Your instructions: Each entry that follows must be output without any deviation.

Records from a data collection:
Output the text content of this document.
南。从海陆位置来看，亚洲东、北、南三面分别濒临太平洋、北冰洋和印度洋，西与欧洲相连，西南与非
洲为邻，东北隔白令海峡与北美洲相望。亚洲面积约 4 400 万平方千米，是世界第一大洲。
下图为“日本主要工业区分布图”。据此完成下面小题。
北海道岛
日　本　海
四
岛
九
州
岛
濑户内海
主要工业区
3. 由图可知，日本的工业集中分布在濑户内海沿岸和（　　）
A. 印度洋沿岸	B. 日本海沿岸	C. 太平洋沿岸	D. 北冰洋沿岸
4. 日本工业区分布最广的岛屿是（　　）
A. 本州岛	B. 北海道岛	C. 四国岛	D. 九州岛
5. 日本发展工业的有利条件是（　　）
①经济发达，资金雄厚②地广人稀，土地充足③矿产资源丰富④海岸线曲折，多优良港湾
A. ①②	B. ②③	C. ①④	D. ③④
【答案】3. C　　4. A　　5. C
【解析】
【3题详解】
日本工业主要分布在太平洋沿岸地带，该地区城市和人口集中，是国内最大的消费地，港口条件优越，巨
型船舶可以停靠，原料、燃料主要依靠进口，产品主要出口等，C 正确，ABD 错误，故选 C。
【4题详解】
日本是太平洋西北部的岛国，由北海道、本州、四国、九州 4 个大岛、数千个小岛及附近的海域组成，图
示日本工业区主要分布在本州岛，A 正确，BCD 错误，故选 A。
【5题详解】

Reply:
Output the text content of this document.
南。从海陆位置来看，亚洲东、北、南三面分别濒临太平洋、北冰洋和印度洋，西与欧洲相连，西南与非
洲为邻，东北隔白令海峡与北美洲相望。亚洲面积约 4 400 万平方千米，是世界第一大洲。
下图为“日本主要工业区分布图”。据此完成下面小题。
北海道岛
日　本　海
四
岛
九
州
岛
濑户内海
主要工业区
3. 由图可知，日本的工业集中分布在濑户内海沿岸和（　　）
A. 印度洋沿岸	B. 日本海沿岸	C. 太平洋沿岸	D. 北冰洋沿岸
4. 日本工业区分布最广的岛屿是（　　）
A. 本州岛	B. 北海道岛	C. 四国岛	D. 九州岛
5. 日本发展工业的有利条件是（　　）
①经济发达，资金雄厚②地广人稀，土地充足③矿产资源丰富④海岸线曲折，多优良港湾
A. ①②	B. ②③	C. ①④	D. ③④
【答案】3. C　　4. A　　5. C
【解析】
【3题详解】
日本工业主要分布在太平洋沿岸地带，该地区城市和人口集中，是国内最大的消费地，港口条件优越，巨
型船舶可以停靠，原料、燃料主要依靠进口，产品主要出口等，C 正确，ABD 错误，故选 C。
【4题详解】
日本是太平洋西北部的岛国，由北海道、本州、四国、九州 4 个大岛、数千个小岛及附近的海域组成，图
示日本工业区主要分布在本州岛，A 正确，BCD 错误，故选 A。
【5题详解】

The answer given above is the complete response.